Task statement:
Copy out the listing that follows, exact in every word, and skip the images.

Data supplied:
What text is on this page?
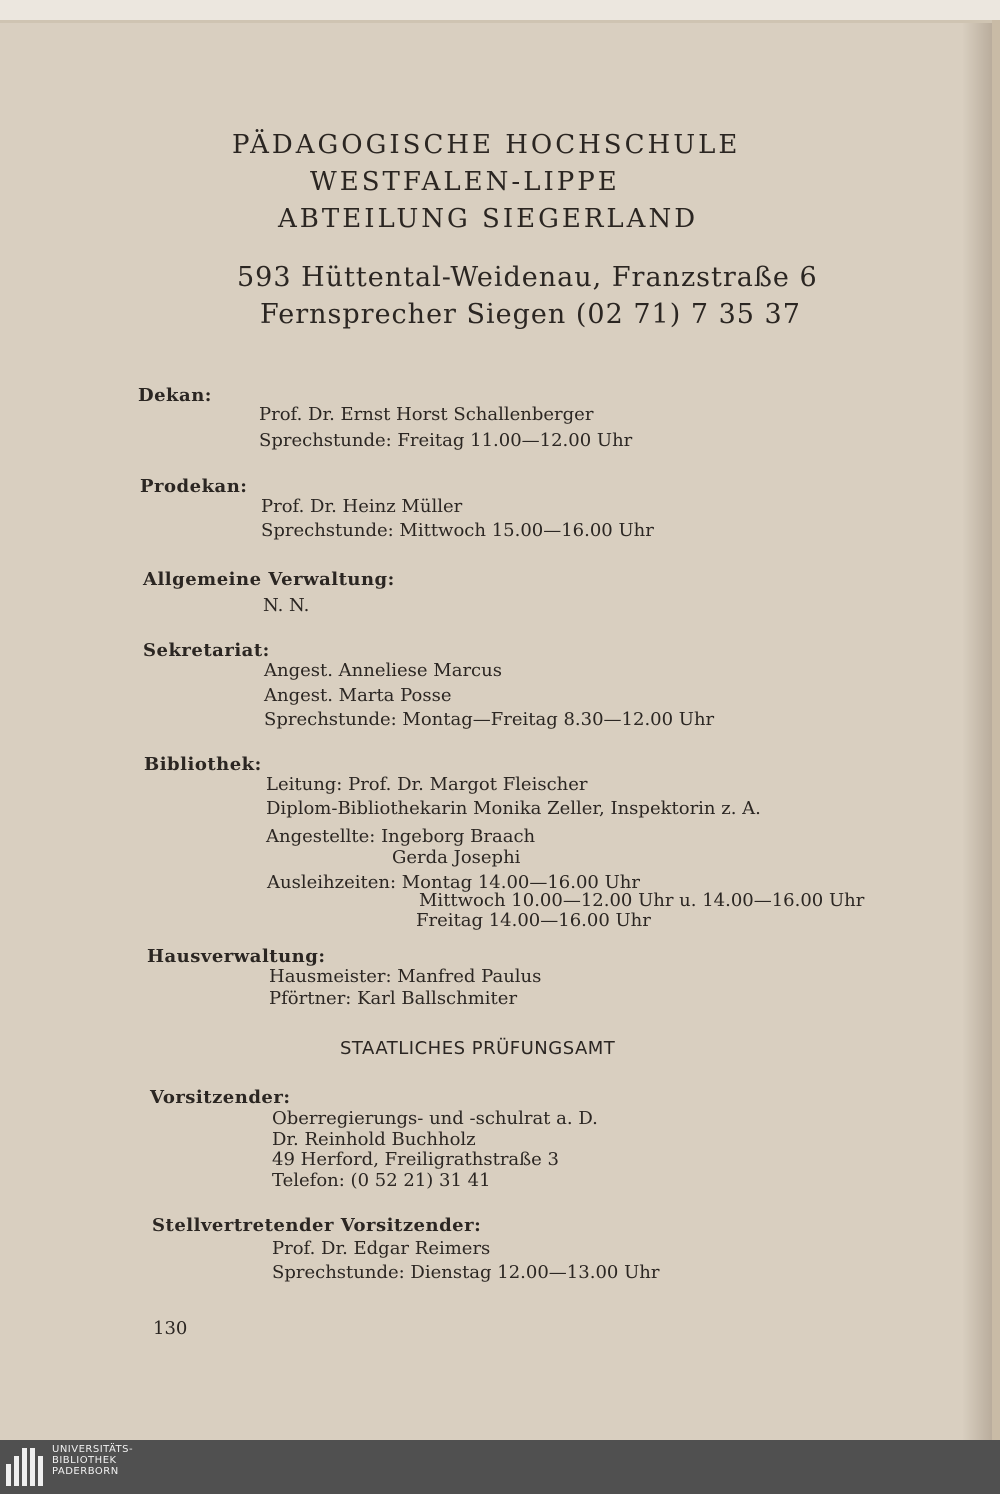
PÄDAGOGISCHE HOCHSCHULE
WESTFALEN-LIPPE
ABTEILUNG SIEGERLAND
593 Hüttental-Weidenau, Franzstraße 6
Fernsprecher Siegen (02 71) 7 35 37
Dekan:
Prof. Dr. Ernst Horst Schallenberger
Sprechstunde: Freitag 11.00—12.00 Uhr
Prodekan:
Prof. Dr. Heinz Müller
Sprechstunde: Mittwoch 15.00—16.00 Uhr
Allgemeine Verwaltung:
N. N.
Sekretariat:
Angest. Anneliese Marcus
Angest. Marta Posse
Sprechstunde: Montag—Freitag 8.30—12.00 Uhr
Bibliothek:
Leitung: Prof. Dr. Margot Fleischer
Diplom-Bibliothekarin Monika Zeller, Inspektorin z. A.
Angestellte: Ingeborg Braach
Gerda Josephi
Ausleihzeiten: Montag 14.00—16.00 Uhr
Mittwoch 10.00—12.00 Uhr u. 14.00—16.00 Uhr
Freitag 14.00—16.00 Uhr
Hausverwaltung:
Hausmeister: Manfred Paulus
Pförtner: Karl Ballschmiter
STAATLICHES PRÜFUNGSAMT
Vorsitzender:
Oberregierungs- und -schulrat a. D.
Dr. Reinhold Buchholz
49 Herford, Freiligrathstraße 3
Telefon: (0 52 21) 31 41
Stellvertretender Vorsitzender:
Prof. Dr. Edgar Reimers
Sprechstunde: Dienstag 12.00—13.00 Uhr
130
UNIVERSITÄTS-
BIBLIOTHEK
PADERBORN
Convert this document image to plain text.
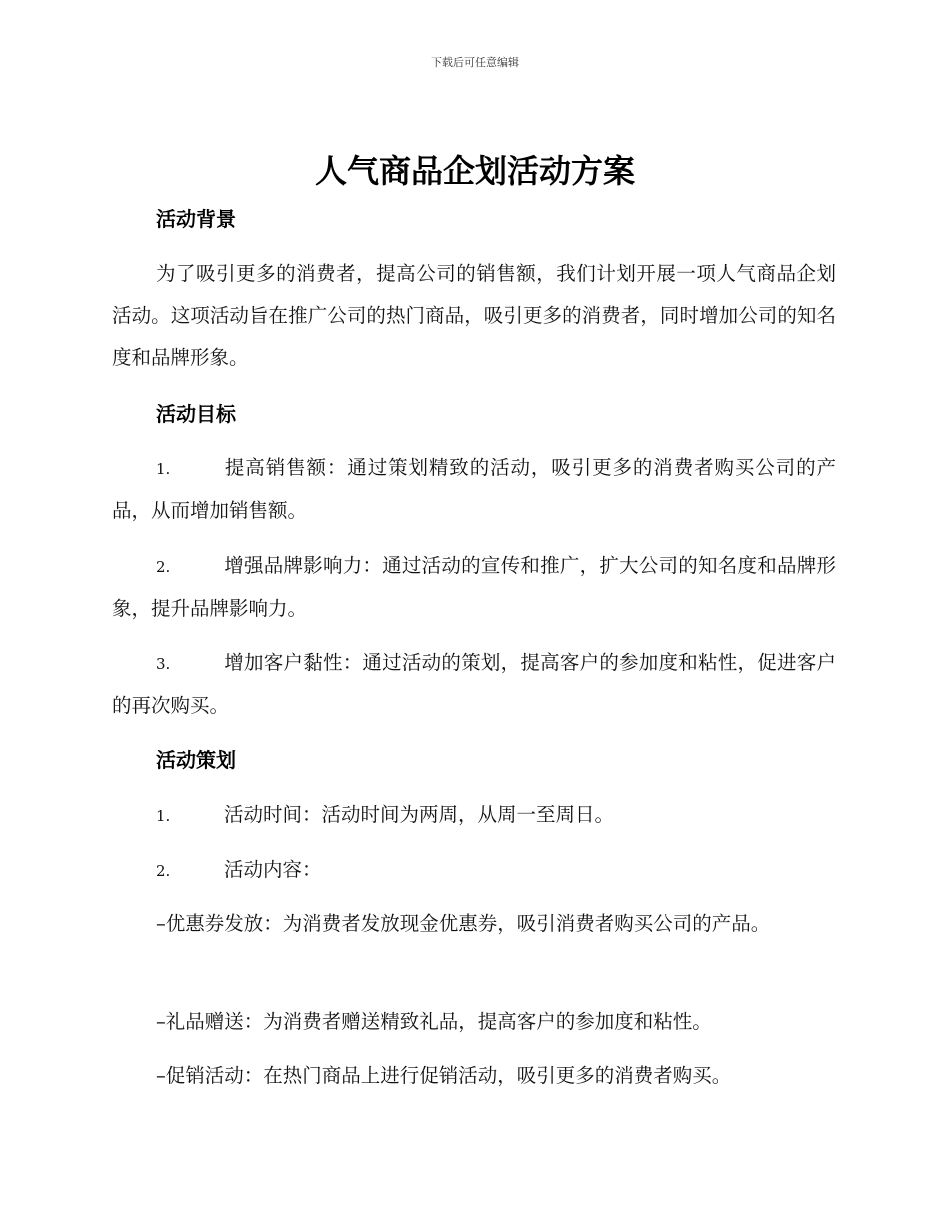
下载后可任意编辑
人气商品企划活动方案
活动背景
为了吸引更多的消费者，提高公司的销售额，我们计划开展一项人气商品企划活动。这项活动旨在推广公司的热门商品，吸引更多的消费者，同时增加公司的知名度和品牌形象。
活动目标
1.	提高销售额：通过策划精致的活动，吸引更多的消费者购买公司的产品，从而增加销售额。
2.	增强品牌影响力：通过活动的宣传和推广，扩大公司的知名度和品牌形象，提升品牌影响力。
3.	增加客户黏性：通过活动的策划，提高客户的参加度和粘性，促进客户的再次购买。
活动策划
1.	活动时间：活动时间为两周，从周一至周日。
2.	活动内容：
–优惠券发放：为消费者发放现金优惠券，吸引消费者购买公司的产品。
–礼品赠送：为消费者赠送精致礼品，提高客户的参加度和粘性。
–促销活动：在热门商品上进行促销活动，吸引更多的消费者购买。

Answer to this problem:
What text is on this page?
PÄDAGOGISCHE HOCHSCHULE
WESTFALEN-LIPPE
ABTEILUNG SIEGERLAND
593 Hüttental-Weidenau, Franzstraße 6
Fernsprecher Siegen (02 71) 7 35 37
Dekan:
Prof. Dr. Ernst Horst Schallenberger
Sprechstunde: Freitag 11.00—12.00 Uhr
Prodekan:
Prof. Dr. Heinz Müller
Sprechstunde: Mittwoch 15.00—16.00 Uhr
Allgemeine Verwaltung:
N. N.
Sekretariat:
Angest. Anneliese Marcus
Angest. Marta Posse
Sprechstunde: Montag—Freitag 8.30—12.00 Uhr
Bibliothek:
Leitung: Prof. Dr. Margot Fleischer
Diplom-Bibliothekarin Monika Zeller, Inspektorin z. A.
Angestellte: Ingeborg Braach
Gerda Josephi
Ausleihzeiten: Montag 14.00—16.00 Uhr
Mittwoch 10.00—12.00 Uhr u. 14.00—16.00 Uhr
Freitag 14.00—16.00 Uhr
Hausverwaltung:
Hausmeister: Manfred Paulus
Pförtner: Karl Ballschmiter
STAATLICHES PRÜFUNGSAMT
Vorsitzender:
Oberregierungs- und -schulrat a. D.
Dr. Reinhold Buchholz
49 Herford, Freiligrathstraße 3
Telefon: (0 52 21) 31 41
Stellvertretender Vorsitzender:
Prof. Dr. Edgar Reimers
Sprechstunde: Dienstag 12.00—13.00 Uhr
130
UNIVERSITÄTS-
BIBLIOTHEK
PADERBORN
Convert this document image to plain text.
下载后可任意编辑
人气商品企划活动方案
活动背景
为了吸引更多的消费者，提高公司的销售额，我们计划开展一项人气商品企划活动。这项活动旨在推广公司的热门商品，吸引更多的消费者，同时增加公司的知名度和品牌形象。
活动目标
1.	提高销售额：通过策划精致的活动，吸引更多的消费者购买公司的产品，从而增加销售额。
2.	增强品牌影响力：通过活动的宣传和推广，扩大公司的知名度和品牌形象，提升品牌影响力。
3.	增加客户黏性：通过活动的策划，提高客户的参加度和粘性，促进客户的再次购买。
活动策划
1.	活动时间：活动时间为两周，从周一至周日。
2.	活动内容：
–优惠券发放：为消费者发放现金优惠券，吸引消费者购买公司的产品。
–礼品赠送：为消费者赠送精致礼品，提高客户的参加度和粘性。
–促销活动：在热门商品上进行促销活动，吸引更多的消费者购买。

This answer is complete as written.